Within the data below, state how many lines contain the string "status". Provide the number only.
:: DATA SHOWN
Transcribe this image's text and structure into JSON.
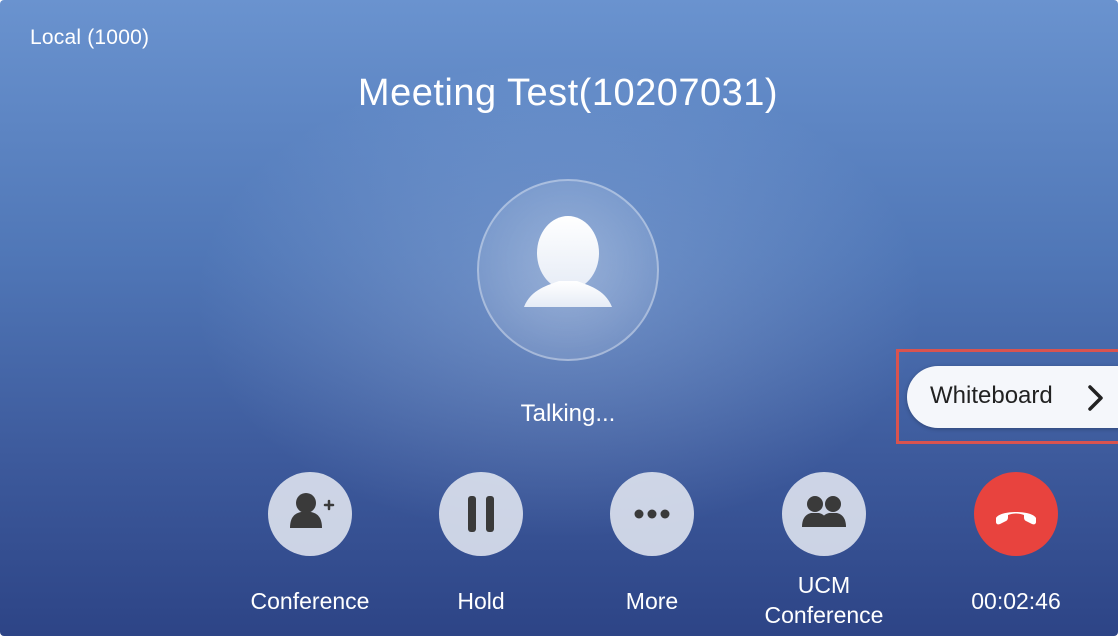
{
  "header": {
    "local_label": "Local (1000)",
    "meeting_title": "Meeting Test(10207031)"
  },
  "call": {
    "status": "Talking...",
    "duration": "00:02:46"
  },
  "side_panel": {
    "whiteboard_label": "Whiteboard",
    "highlight_color": "#d9534f"
  },
  "actions": [
    {
      "label": "Conference",
      "icon": "add-person-icon"
    },
    {
      "label": "Hold",
      "icon": "pause-icon"
    },
    {
      "label": "More",
      "icon": "more-dots-icon"
    },
    {
      "label_line1": "UCM",
      "label_line2": "Conference",
      "icon": "group-icon"
    },
    {
      "icon": "hang-up-icon",
      "color": "#e8433e"
    }
  ]
}
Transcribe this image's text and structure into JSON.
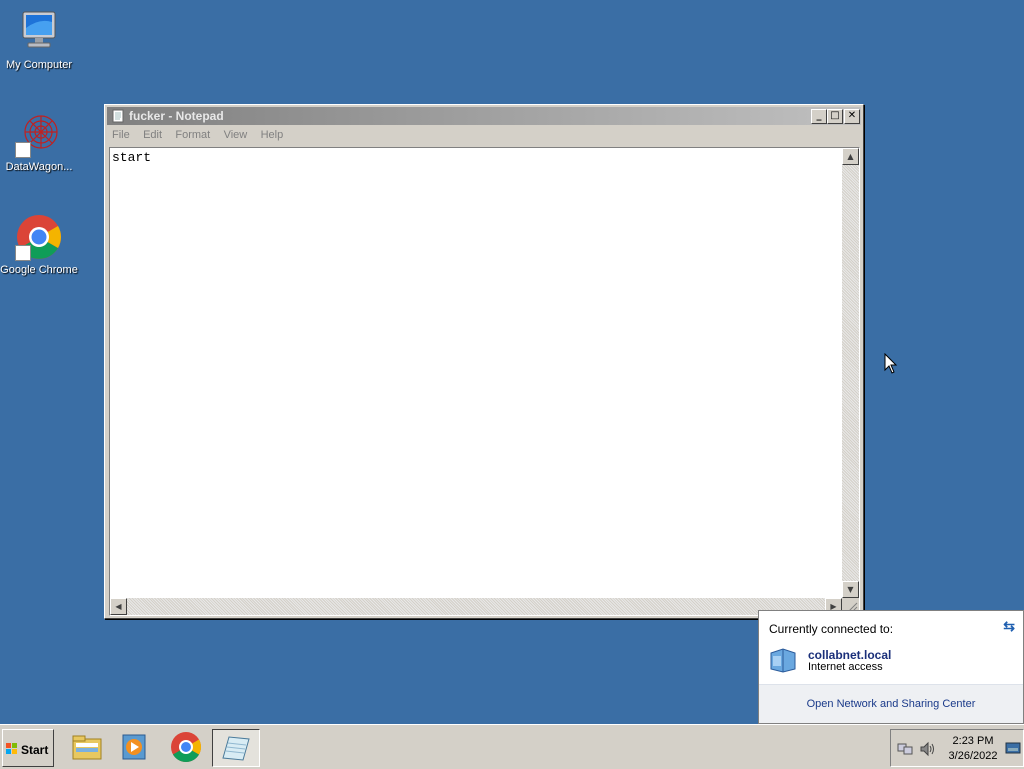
{
  "desktop": {
    "icons": [
      {
        "label": "My Computer",
        "icon": "computer-icon"
      },
      {
        "label": "DataWagon...",
        "icon": "datawagon-icon"
      },
      {
        "label": "Google Chrome",
        "icon": "chrome-icon"
      }
    ]
  },
  "notepad": {
    "title": "fucker - Notepad",
    "menu": [
      "File",
      "Edit",
      "Format",
      "View",
      "Help"
    ],
    "content": "start",
    "controls": {
      "minimize": "_",
      "maximize": "□",
      "close": "✕"
    }
  },
  "network_popup": {
    "header": "Currently connected to:",
    "network_name": "collabnet.local",
    "status": "Internet access",
    "link": "Open Network and Sharing Center"
  },
  "taskbar": {
    "start_label": "Start",
    "apps": [
      "file-explorer-icon",
      "media-player-icon",
      "chrome-icon",
      "notepad-icon"
    ],
    "clock_time": "2:23 PM",
    "clock_date": "3/26/2022"
  },
  "colors": {
    "desktop": "#3a6ea5",
    "window_face": "#d4d0c8",
    "link": "#1a3a8a"
  }
}
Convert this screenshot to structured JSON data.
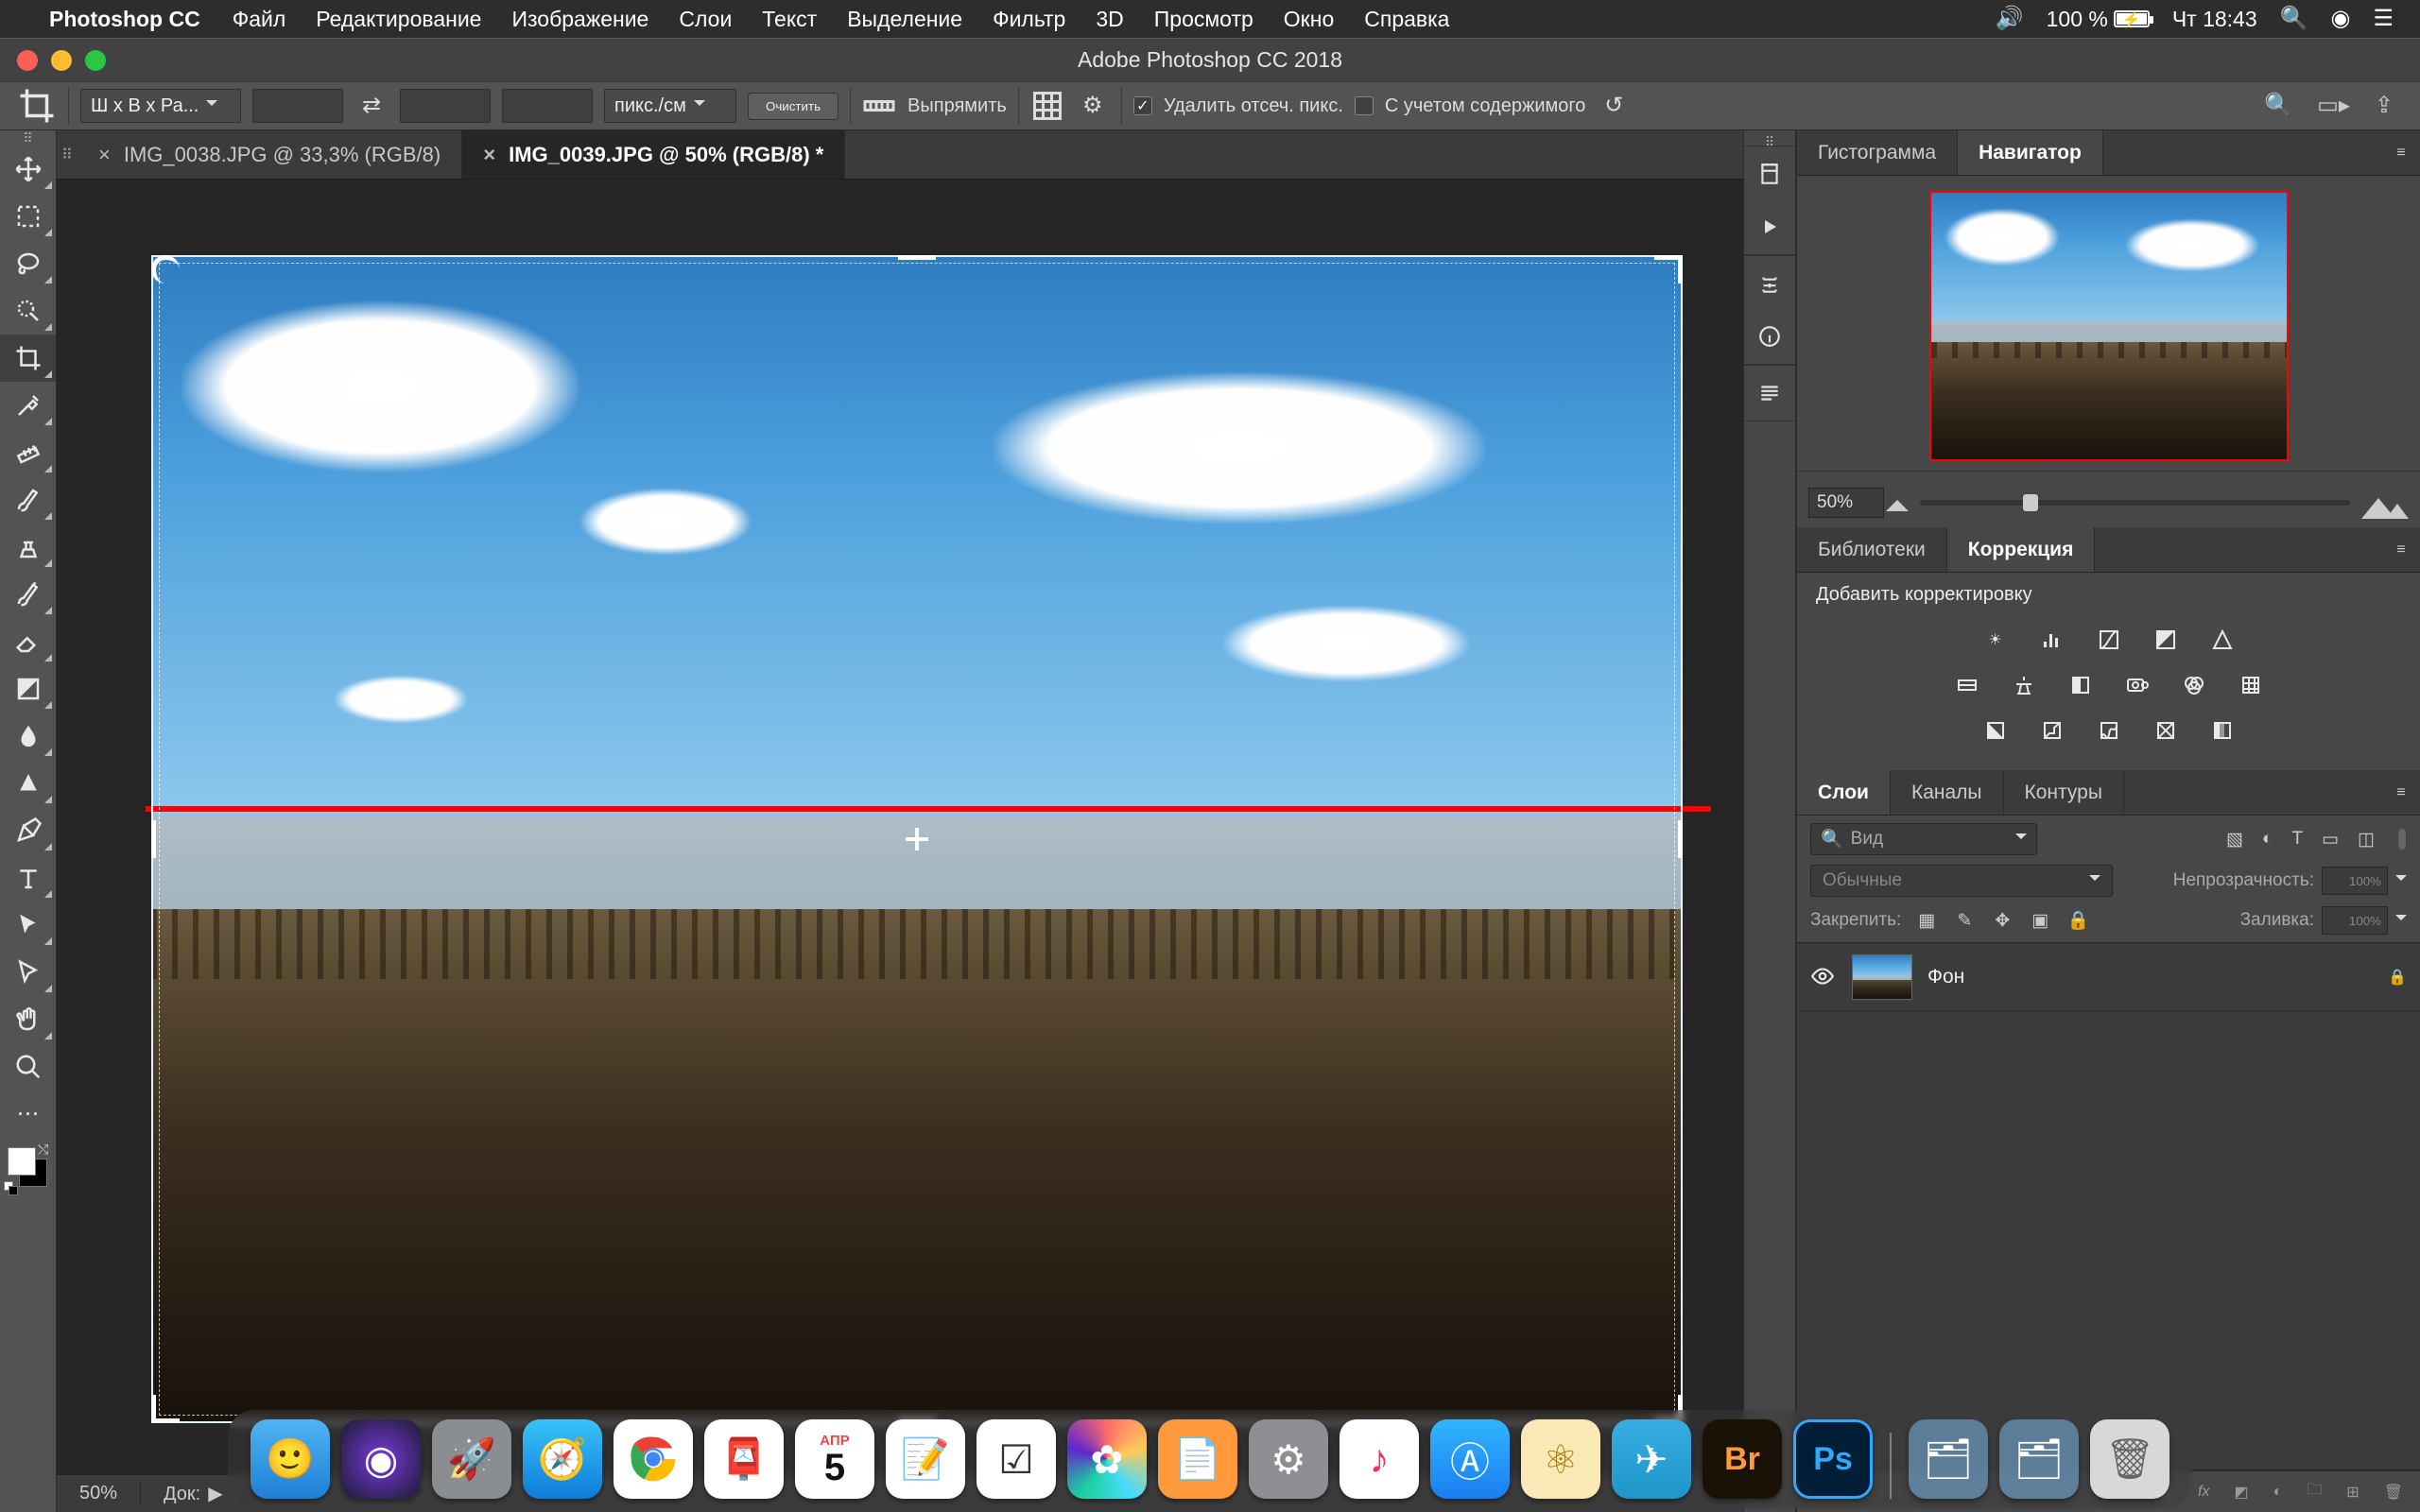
{
  "menubar": {
    "app_name": "Photoshop CC",
    "items": [
      "Файл",
      "Редактирование",
      "Изображение",
      "Слои",
      "Текст",
      "Выделение",
      "Фильтр",
      "3D",
      "Просмотр",
      "Окно",
      "Справка"
    ],
    "battery_pct": "100 %",
    "clock": "Чт 18:43"
  },
  "window": {
    "title": "Adobe Photoshop CC 2018"
  },
  "options_bar": {
    "ratio_preset": "Ш x В x Ра...",
    "units": "пикс./см",
    "clear": "Очистить",
    "straighten": "Выпрямить",
    "delete_cropped": "Удалить отсеч. пикс.",
    "content_aware": "С учетом содержимого"
  },
  "tabs": [
    {
      "label": "IMG_0038.JPG @ 33,3% (RGB/8)",
      "active": false
    },
    {
      "label": "IMG_0039.JPG @ 50% (RGB/8) *",
      "active": true
    }
  ],
  "status": {
    "zoom": "50%",
    "doc_label": "Док:"
  },
  "panels": {
    "nav_tabs": {
      "histogram": "Гистограмма",
      "navigator": "Навигатор"
    },
    "nav_zoom": "50%",
    "lib_tabs": {
      "libraries": "Библиотеки",
      "adjustments": "Коррекция"
    },
    "adjust_heading": "Добавить корректировку",
    "layer_tabs": {
      "layers": "Слои",
      "channels": "Каналы",
      "paths": "Контуры"
    },
    "layer_filter_placeholder": "Вид",
    "blend_mode": "Обычные",
    "opacity_label": "Непрозрачность:",
    "opacity_value": "100%",
    "lock_label": "Закрепить:",
    "fill_label": "Заливка:",
    "fill_value": "100%",
    "layers": [
      {
        "name": "Фон",
        "locked": true
      }
    ]
  },
  "dock": {
    "apps": [
      "finder",
      "siri",
      "launchpad",
      "safari",
      "chrome",
      "mail",
      "calendar",
      "notes",
      "reminders",
      "photos",
      "iwork",
      "preferences",
      "music",
      "appstore",
      "atom",
      "telegram",
      "bridge",
      "photoshop"
    ],
    "calendar_month": "АПР",
    "calendar_day": "5",
    "right": [
      "downloads",
      "applications",
      "trash"
    ]
  }
}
::::
▸ **TASK OUTPUT**: 3